_PROBLEM STATEMENT_.
Go through the material below, count the lines with the word "development", and reply with the count alone.

--- --- ---

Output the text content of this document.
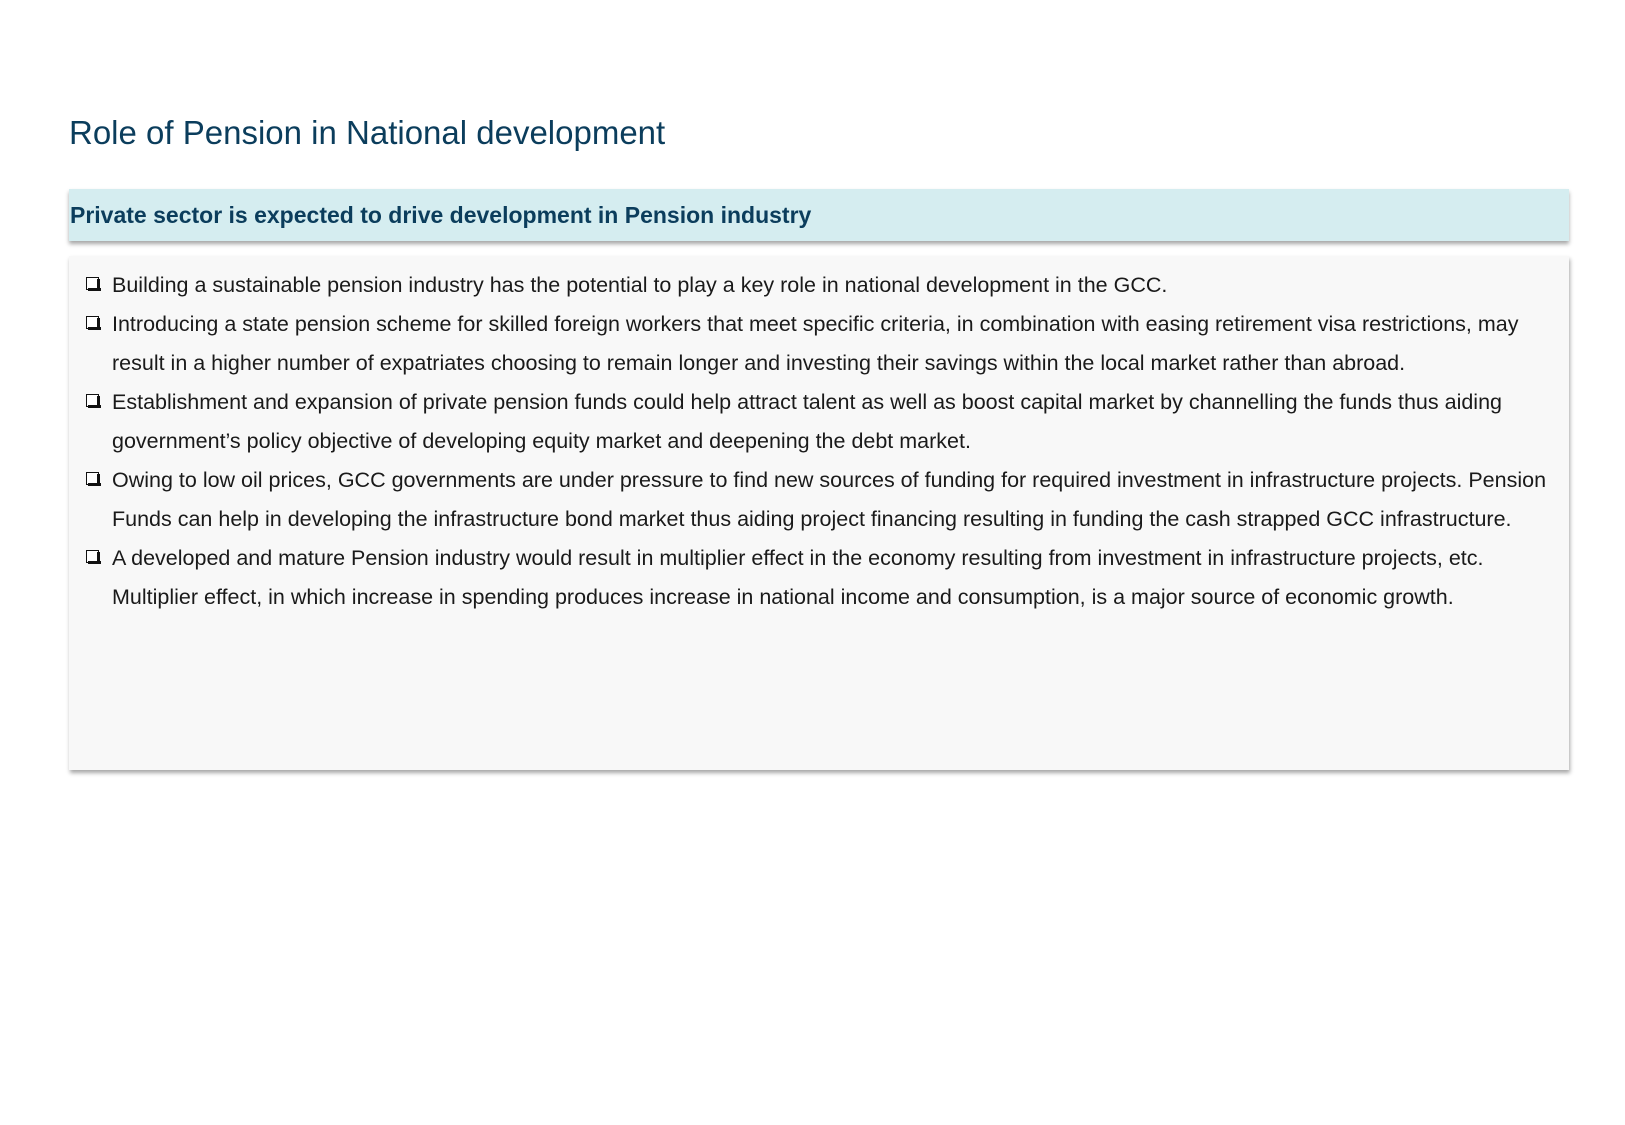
Role of Pension in National development
Private sector is expected to drive development in Pension industry
Building a sustainable pension industry has the potential to play a key role in national development in the GCC.
Introducing a state pension scheme for skilled foreign workers that meet specific criteria, in combination with easing retirement visa restrictions, may result in a higher number of expatriates choosing to remain longer and investing their savings within the local market rather than abroad.
Establishment and expansion of private pension funds could help attract talent as well as boost capital market by channelling the funds thus aiding government’s policy objective of developing equity market and deepening the debt market.
Owing to low oil prices, GCC governments are under pressure to find new sources of funding for required investment in infrastructure projects. Pension Funds can help in developing the infrastructure bond market thus aiding project financing resulting in funding the cash strapped GCC infrastructure.
A developed and mature Pension industry would result in multiplier effect in the economy resulting from investment in infrastructure projects, etc. Multiplier effect, in which increase in spending produces increase in national income and consumption, is a major source of economic growth.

--- --- ---

_ANSWER BELOW_.
3